To be done: Give back all the data exactly, line by line.
Start Provided information
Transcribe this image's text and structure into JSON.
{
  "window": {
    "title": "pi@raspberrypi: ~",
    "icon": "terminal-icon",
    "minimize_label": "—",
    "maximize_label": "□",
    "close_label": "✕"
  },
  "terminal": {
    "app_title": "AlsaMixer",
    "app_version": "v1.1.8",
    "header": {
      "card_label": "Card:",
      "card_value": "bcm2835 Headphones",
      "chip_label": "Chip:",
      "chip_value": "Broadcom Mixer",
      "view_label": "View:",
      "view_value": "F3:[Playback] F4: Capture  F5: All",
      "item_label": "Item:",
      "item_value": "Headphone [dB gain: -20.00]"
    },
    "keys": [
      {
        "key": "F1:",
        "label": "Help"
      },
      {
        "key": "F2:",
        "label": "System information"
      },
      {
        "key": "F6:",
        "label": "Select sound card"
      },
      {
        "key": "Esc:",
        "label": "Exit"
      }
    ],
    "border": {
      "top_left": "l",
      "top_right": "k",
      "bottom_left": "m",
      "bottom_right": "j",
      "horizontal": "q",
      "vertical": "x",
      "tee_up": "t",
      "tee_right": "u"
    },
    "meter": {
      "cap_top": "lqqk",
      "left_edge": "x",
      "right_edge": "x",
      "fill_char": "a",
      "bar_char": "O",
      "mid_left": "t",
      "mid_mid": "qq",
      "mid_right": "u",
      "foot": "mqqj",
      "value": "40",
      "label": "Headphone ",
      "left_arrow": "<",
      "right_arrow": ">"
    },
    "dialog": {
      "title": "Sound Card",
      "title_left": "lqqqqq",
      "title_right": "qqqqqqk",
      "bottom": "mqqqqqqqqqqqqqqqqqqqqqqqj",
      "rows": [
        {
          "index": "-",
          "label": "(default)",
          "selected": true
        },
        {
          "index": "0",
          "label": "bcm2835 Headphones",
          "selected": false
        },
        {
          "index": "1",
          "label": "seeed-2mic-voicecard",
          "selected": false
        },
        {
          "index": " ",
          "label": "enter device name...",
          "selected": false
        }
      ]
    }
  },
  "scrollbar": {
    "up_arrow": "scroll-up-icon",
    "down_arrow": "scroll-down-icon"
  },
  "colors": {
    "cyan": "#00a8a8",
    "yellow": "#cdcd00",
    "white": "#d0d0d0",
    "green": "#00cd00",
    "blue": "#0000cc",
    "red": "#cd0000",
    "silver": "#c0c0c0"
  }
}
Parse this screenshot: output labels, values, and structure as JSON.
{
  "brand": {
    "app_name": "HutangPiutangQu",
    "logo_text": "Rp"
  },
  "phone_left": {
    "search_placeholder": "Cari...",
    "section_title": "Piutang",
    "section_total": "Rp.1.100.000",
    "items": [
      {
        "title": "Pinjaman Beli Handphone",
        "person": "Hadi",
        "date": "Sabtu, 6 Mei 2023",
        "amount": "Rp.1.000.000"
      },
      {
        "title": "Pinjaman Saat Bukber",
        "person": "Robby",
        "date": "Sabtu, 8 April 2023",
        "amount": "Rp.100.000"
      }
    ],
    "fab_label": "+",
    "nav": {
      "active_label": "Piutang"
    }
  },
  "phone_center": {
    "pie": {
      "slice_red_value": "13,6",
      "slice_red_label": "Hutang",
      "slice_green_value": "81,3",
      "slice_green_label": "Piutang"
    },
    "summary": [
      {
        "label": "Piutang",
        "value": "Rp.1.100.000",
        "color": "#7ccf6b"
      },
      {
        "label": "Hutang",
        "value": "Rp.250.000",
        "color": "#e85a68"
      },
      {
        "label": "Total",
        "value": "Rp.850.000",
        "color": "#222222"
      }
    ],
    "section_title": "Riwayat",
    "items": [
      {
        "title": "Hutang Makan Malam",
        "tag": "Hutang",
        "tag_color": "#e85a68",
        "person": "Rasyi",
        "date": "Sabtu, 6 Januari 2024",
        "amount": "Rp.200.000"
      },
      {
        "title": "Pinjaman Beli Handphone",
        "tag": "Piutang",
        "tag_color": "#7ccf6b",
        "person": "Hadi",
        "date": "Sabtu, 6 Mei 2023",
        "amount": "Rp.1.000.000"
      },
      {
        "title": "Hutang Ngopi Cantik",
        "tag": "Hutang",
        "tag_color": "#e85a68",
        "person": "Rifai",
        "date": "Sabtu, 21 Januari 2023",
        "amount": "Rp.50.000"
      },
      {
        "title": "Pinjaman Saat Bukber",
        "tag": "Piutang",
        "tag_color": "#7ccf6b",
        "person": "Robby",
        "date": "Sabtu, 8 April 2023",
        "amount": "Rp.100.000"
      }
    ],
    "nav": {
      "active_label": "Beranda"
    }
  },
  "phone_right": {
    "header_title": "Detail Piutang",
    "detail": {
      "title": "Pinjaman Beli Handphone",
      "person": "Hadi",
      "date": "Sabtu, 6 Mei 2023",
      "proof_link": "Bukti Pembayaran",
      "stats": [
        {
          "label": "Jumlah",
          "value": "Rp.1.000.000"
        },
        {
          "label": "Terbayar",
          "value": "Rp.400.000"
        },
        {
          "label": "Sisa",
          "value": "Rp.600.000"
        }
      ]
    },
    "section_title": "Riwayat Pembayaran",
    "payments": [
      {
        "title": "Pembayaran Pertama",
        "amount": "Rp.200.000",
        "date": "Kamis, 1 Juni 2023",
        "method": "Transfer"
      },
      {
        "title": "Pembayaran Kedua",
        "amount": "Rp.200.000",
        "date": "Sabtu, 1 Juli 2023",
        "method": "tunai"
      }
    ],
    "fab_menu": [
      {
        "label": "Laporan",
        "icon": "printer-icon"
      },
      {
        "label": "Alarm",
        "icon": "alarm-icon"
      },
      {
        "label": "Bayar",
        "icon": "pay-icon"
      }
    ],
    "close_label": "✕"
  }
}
End Provided information
Answer for this exercise:
Transcribe this image's text and structure into JSON.
{
  "window": {
    "title": "pi@raspberrypi: ~",
    "icon": "terminal-icon",
    "minimize_label": "—",
    "maximize_label": "□",
    "close_label": "✕"
  },
  "terminal": {
    "app_title": "AlsaMixer",
    "app_version": "v1.1.8",
    "header": {
      "card_label": "Card:",
      "card_value": "bcm2835 Headphones",
      "chip_label": "Chip:",
      "chip_value": "Broadcom Mixer",
      "view_label": "View:",
      "view_value": "F3:[Playback] F4: Capture  F5: All",
      "item_label": "Item:",
      "item_value": "Headphone [dB gain: -20.00]"
    },
    "keys": [
      {
        "key": "F1:",
        "label": "Help"
      },
      {
        "key": "F2:",
        "label": "System information"
      },
      {
        "key": "F6:",
        "label": "Select sound card"
      },
      {
        "key": "Esc:",
        "label": "Exit"
      }
    ],
    "border": {
      "top_left": "l",
      "top_right": "k",
      "bottom_left": "m",
      "bottom_right": "j",
      "horizontal": "q",
      "vertical": "x",
      "tee_up": "t",
      "tee_right": "u"
    },
    "meter": {
      "cap_top": "lqqk",
      "left_edge": "x",
      "right_edge": "x",
      "fill_char": "a",
      "bar_char": "O",
      "mid_left": "t",
      "mid_mid": "qq",
      "mid_right": "u",
      "foot": "mqqj",
      "value": "40",
      "label": "Headphone ",
      "left_arrow": "<",
      "right_arrow": ">"
    },
    "dialog": {
      "title": "Sound Card",
      "title_left": "lqqqqq",
      "title_right": "qqqqqqk",
      "bottom": "mqqqqqqqqqqqqqqqqqqqqqqqj",
      "rows": [
        {
          "index": "-",
          "label": "(default)",
          "selected": true
        },
        {
          "index": "0",
          "label": "bcm2835 Headphones",
          "selected": false
        },
        {
          "index": "1",
          "label": "seeed-2mic-voicecard",
          "selected": false
        },
        {
          "index": " ",
          "label": "enter device name...",
          "selected": false
        }
      ]
    }
  },
  "scrollbar": {
    "up_arrow": "scroll-up-icon",
    "down_arrow": "scroll-down-icon"
  },
  "colors": {
    "cyan": "#00a8a8",
    "yellow": "#cdcd00",
    "white": "#d0d0d0",
    "green": "#00cd00",
    "blue": "#0000cc",
    "red": "#cd0000",
    "silver": "#c0c0c0"
  }
}
Parse this screenshot: output labels, values, and structure as JSON.
{
  "brand": {
    "app_name": "HutangPiutangQu",
    "logo_text": "Rp"
  },
  "phone_left": {
    "search_placeholder": "Cari...",
    "section_title": "Piutang",
    "section_total": "Rp.1.100.000",
    "items": [
      {
        "title": "Pinjaman Beli Handphone",
        "person": "Hadi",
        "date": "Sabtu, 6 Mei 2023",
        "amount": "Rp.1.000.000"
      },
      {
        "title": "Pinjaman Saat Bukber",
        "person": "Robby",
        "date": "Sabtu, 8 April 2023",
        "amount": "Rp.100.000"
      }
    ],
    "fab_label": "+",
    "nav": {
      "active_label": "Piutang"
    }
  },
  "phone_center": {
    "pie": {
      "slice_red_value": "13,6",
      "slice_red_label": "Hutang",
      "slice_green_value": "81,3",
      "slice_green_label": "Piutang"
    },
    "summary": [
      {
        "label": "Piutang",
        "value": "Rp.1.100.000",
        "color": "#7ccf6b"
      },
      {
        "label": "Hutang",
        "value": "Rp.250.000",
        "color": "#e85a68"
      },
      {
        "label": "Total",
        "value": "Rp.850.000",
        "color": "#222222"
      }
    ],
    "section_title": "Riwayat",
    "items": [
      {
        "title": "Hutang Makan Malam",
        "tag": "Hutang",
        "tag_color": "#e85a68",
        "person": "Rasyi",
        "date": "Sabtu, 6 Januari 2024",
        "amount": "Rp.200.000"
      },
      {
        "title": "Pinjaman Beli Handphone",
        "tag": "Piutang",
        "tag_color": "#7ccf6b",
        "person": "Hadi",
        "date": "Sabtu, 6 Mei 2023",
        "amount": "Rp.1.000.000"
      },
      {
        "title": "Hutang Ngopi Cantik",
        "tag": "Hutang",
        "tag_color": "#e85a68",
        "person": "Rifai",
        "date": "Sabtu, 21 Januari 2023",
        "amount": "Rp.50.000"
      },
      {
        "title": "Pinjaman Saat Bukber",
        "tag": "Piutang",
        "tag_color": "#7ccf6b",
        "person": "Robby",
        "date": "Sabtu, 8 April 2023",
        "amount": "Rp.100.000"
      }
    ],
    "nav": {
      "active_label": "Beranda"
    }
  },
  "phone_right": {
    "header_title": "Detail Piutang",
    "detail": {
      "title": "Pinjaman Beli Handphone",
      "person": "Hadi",
      "date": "Sabtu, 6 Mei 2023",
      "proof_link": "Bukti Pembayaran",
      "stats": [
        {
          "label": "Jumlah",
          "value": "Rp.1.000.000"
        },
        {
          "label": "Terbayar",
          "value": "Rp.400.000"
        },
        {
          "label": "Sisa",
          "value": "Rp.600.000"
        }
      ]
    },
    "section_title": "Riwayat Pembayaran",
    "payments": [
      {
        "title": "Pembayaran Pertama",
        "amount": "Rp.200.000",
        "date": "Kamis, 1 Juni 2023",
        "method": "Transfer"
      },
      {
        "title": "Pembayaran Kedua",
        "amount": "Rp.200.000",
        "date": "Sabtu, 1 Juli 2023",
        "method": "tunai"
      }
    ],
    "fab_menu": [
      {
        "label": "Laporan",
        "icon": "printer-icon"
      },
      {
        "label": "Alarm",
        "icon": "alarm-icon"
      },
      {
        "label": "Bayar",
        "icon": "pay-icon"
      }
    ],
    "close_label": "✕"
  }
}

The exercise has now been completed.